## Exercise goal
In the material below, the lines containing the word "clipboard" are required; copy each of them.

## Records
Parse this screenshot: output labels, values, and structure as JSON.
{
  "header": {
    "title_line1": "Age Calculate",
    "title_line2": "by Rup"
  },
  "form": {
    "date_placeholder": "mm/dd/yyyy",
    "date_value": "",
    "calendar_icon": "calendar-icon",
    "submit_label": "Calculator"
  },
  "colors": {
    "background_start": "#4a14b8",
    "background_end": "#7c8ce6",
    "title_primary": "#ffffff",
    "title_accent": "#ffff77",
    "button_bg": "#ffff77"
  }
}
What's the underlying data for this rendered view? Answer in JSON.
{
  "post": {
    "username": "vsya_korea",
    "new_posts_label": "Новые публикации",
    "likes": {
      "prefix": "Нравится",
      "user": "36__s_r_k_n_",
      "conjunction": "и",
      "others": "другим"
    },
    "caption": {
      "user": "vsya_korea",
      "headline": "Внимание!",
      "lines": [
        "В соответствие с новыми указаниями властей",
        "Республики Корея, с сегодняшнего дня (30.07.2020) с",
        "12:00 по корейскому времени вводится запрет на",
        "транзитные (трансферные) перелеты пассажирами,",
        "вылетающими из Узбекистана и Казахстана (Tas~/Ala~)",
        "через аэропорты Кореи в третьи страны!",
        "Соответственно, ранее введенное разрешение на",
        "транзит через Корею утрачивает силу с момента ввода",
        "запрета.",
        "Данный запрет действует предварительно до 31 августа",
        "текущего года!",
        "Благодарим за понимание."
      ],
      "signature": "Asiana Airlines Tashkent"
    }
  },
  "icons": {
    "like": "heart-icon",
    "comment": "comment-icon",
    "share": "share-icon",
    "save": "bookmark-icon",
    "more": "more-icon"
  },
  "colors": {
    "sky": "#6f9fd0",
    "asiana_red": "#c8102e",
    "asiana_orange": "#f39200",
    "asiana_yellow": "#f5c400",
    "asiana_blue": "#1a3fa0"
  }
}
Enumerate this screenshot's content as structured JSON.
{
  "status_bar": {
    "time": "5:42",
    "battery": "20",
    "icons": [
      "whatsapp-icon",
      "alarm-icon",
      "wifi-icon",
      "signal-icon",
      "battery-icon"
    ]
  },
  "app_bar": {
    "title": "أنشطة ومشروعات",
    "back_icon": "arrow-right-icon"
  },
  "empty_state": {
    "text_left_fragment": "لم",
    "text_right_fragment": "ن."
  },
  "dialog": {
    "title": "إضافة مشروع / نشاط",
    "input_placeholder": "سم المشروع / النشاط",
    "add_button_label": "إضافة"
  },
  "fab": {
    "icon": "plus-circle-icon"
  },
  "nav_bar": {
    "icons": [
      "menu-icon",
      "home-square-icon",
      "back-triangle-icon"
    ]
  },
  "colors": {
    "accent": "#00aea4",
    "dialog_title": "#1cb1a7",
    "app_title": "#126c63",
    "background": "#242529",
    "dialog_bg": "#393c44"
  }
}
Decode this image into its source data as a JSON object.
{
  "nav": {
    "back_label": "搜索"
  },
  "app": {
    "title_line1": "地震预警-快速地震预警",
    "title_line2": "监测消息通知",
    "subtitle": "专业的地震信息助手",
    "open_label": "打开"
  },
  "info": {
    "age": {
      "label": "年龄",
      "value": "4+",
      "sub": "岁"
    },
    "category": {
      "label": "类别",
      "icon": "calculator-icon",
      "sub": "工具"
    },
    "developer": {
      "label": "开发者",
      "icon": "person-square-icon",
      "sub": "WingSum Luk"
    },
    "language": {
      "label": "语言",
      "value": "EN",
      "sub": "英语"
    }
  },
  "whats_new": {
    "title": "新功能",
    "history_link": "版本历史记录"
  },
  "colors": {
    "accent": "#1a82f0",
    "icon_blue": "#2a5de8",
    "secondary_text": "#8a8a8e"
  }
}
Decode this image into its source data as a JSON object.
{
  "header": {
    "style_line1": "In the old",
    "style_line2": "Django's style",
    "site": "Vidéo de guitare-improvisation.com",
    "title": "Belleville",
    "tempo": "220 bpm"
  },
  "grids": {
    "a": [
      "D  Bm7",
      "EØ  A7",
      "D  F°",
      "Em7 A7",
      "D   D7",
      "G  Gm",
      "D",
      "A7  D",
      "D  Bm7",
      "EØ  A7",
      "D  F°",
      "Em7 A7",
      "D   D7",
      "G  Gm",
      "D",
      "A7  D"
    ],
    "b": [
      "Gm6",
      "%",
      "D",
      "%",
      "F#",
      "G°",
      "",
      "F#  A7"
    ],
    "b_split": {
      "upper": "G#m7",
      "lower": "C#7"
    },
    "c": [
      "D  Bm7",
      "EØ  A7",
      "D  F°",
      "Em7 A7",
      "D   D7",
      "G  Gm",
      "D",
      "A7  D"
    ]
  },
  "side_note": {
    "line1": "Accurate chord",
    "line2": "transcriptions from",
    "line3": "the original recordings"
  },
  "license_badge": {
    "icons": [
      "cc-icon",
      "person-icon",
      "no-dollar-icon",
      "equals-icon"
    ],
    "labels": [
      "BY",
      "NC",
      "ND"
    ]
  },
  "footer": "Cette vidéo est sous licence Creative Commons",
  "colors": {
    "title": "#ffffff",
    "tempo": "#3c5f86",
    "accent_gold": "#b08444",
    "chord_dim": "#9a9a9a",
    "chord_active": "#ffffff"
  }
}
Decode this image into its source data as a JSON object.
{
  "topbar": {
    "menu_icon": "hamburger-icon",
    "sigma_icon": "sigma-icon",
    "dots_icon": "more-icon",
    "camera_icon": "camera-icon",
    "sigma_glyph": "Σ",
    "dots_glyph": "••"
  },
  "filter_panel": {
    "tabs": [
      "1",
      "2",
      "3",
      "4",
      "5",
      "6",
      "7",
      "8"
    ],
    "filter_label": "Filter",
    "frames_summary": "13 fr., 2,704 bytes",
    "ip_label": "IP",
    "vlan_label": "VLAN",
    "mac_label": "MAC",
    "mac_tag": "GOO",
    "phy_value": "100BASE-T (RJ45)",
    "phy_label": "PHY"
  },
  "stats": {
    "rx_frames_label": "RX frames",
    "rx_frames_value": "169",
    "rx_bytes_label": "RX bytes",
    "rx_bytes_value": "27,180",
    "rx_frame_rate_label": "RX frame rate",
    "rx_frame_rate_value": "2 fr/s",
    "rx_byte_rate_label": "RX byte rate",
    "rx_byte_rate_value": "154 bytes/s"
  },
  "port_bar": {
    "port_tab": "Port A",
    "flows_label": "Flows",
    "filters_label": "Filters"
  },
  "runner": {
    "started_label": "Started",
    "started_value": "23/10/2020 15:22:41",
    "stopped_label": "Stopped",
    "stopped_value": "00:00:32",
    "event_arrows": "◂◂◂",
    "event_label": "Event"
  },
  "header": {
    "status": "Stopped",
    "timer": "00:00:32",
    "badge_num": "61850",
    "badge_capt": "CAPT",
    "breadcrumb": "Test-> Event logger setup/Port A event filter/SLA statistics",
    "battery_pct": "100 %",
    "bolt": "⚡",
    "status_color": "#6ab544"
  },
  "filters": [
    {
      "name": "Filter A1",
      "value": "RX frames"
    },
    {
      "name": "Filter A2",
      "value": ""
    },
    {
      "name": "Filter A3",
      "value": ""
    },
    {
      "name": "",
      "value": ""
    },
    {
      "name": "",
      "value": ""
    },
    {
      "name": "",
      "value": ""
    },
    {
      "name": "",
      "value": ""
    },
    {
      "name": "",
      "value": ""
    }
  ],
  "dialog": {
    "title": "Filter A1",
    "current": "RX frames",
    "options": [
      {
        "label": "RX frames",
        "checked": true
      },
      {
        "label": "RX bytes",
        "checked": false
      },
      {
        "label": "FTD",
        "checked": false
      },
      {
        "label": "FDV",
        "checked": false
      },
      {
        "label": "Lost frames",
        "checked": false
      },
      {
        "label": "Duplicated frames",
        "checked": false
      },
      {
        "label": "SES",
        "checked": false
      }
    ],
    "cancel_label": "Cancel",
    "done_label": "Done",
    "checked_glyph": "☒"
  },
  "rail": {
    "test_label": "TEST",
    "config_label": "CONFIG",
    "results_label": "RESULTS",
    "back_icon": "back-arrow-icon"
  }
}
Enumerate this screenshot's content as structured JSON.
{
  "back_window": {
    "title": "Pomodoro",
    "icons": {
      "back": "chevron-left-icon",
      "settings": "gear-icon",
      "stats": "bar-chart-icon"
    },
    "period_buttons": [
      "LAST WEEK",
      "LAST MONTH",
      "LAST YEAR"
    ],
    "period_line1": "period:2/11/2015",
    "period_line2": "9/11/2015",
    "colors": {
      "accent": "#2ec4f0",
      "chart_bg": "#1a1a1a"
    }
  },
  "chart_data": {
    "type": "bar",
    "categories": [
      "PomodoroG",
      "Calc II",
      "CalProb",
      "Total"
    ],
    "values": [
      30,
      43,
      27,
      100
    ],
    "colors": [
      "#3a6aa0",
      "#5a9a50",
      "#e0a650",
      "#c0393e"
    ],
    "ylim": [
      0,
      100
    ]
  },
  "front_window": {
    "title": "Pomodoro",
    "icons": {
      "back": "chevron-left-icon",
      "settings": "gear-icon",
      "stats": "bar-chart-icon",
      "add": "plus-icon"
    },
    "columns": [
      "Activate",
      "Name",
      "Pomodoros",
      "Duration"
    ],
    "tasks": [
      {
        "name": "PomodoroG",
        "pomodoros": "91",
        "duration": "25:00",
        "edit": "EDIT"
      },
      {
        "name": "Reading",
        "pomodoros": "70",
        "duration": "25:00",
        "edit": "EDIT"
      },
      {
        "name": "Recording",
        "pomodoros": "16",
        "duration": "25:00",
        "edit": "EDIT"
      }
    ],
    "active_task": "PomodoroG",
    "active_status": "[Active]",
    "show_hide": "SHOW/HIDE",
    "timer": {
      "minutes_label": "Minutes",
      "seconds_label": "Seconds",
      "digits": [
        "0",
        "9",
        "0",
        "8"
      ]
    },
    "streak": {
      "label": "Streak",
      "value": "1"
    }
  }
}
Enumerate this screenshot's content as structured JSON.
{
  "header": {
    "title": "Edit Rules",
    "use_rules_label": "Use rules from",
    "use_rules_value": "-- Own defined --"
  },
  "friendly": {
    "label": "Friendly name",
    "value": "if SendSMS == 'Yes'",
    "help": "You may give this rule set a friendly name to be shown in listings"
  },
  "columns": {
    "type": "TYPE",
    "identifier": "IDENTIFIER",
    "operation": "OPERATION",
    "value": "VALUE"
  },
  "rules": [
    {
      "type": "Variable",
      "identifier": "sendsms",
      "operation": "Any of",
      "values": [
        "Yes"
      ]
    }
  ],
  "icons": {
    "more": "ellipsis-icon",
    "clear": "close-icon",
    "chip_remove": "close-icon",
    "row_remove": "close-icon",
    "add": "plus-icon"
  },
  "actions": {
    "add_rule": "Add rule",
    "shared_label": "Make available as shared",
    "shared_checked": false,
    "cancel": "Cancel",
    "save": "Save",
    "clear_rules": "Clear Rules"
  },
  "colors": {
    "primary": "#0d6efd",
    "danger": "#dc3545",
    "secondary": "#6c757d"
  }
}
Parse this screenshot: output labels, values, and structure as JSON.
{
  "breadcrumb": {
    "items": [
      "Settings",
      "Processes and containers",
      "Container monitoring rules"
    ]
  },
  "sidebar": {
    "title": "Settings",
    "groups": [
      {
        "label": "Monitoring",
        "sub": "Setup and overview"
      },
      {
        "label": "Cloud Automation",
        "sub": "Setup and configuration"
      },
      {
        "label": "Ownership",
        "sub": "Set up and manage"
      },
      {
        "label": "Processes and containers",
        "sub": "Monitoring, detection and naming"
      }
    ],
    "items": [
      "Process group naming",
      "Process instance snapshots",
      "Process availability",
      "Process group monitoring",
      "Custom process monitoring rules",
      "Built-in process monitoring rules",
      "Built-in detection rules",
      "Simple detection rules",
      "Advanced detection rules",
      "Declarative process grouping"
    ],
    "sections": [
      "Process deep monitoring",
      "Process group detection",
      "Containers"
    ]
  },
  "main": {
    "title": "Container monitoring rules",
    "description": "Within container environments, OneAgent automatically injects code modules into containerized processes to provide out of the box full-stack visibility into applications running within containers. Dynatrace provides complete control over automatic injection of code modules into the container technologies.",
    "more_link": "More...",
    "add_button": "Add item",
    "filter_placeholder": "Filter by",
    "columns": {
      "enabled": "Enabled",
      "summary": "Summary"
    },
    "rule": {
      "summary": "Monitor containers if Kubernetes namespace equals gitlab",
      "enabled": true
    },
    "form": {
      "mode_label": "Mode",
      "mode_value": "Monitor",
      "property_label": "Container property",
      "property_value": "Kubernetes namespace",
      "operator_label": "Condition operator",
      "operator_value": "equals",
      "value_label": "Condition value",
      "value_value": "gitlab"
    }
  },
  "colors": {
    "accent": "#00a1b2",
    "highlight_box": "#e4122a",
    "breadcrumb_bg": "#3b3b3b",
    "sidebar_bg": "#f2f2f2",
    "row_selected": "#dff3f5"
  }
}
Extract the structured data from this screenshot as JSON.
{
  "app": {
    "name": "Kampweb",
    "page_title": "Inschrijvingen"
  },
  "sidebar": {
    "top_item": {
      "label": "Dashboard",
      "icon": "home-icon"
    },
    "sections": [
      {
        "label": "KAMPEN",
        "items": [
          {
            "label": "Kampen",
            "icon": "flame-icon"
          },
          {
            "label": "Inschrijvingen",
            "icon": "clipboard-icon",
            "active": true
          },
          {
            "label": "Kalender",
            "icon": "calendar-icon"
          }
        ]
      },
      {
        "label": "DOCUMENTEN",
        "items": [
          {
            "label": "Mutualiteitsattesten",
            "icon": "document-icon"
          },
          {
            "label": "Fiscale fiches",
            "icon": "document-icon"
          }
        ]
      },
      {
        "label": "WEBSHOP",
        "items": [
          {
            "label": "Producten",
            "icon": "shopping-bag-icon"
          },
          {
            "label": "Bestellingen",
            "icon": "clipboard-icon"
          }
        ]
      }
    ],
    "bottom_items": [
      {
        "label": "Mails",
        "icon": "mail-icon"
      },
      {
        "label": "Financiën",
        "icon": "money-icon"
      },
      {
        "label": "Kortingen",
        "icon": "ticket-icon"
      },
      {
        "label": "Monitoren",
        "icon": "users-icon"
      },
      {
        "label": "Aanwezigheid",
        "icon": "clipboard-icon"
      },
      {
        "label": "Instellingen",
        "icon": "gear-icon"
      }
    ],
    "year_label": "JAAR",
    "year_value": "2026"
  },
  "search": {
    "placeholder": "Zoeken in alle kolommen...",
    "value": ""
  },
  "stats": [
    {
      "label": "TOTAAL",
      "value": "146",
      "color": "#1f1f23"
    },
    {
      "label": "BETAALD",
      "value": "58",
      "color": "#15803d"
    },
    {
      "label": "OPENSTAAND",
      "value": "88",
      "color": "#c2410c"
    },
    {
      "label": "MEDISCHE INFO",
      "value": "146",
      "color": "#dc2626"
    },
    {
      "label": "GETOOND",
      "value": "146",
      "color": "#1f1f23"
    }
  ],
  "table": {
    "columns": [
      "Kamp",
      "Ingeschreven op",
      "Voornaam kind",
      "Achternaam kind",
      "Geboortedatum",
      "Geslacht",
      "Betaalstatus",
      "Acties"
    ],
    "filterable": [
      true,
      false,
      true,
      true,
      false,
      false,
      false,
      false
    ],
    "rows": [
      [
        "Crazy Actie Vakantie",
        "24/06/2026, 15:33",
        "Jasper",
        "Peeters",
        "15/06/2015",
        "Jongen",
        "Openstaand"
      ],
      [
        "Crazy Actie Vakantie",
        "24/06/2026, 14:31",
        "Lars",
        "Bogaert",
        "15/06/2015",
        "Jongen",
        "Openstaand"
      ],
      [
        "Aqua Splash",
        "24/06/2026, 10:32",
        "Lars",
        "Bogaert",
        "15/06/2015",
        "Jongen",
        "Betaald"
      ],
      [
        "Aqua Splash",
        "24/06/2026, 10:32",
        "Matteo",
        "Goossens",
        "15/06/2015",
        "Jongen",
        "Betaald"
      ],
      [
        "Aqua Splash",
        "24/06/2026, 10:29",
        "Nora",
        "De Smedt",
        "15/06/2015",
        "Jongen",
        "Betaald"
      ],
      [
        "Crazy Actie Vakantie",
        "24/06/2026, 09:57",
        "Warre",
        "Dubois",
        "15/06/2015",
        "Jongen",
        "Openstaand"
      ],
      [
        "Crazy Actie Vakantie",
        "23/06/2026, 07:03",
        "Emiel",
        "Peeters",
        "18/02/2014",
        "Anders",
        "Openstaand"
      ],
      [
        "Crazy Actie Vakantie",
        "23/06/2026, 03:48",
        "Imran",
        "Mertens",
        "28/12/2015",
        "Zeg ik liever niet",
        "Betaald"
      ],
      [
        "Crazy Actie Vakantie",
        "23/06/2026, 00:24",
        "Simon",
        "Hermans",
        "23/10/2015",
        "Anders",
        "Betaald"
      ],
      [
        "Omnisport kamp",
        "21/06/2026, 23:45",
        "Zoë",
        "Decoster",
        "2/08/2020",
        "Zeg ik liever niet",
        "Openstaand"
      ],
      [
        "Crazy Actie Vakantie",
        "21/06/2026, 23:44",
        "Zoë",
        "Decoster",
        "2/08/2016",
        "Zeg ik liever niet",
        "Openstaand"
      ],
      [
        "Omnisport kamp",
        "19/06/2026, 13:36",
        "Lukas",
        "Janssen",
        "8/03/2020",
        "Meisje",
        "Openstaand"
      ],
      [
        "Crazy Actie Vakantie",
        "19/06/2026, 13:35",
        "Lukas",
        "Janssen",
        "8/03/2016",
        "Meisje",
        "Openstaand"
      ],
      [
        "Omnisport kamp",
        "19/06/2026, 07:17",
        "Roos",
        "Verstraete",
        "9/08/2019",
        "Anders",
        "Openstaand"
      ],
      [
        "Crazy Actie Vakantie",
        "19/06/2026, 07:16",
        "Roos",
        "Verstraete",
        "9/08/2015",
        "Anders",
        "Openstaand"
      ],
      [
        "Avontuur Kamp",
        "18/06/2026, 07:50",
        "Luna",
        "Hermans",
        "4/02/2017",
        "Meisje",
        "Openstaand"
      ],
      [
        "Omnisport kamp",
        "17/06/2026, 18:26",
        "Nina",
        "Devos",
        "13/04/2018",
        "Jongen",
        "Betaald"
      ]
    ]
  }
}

## In response
            "icon": "clipboard-icon",
            "icon": "clipboard-icon"
        "icon": "clipboard-icon"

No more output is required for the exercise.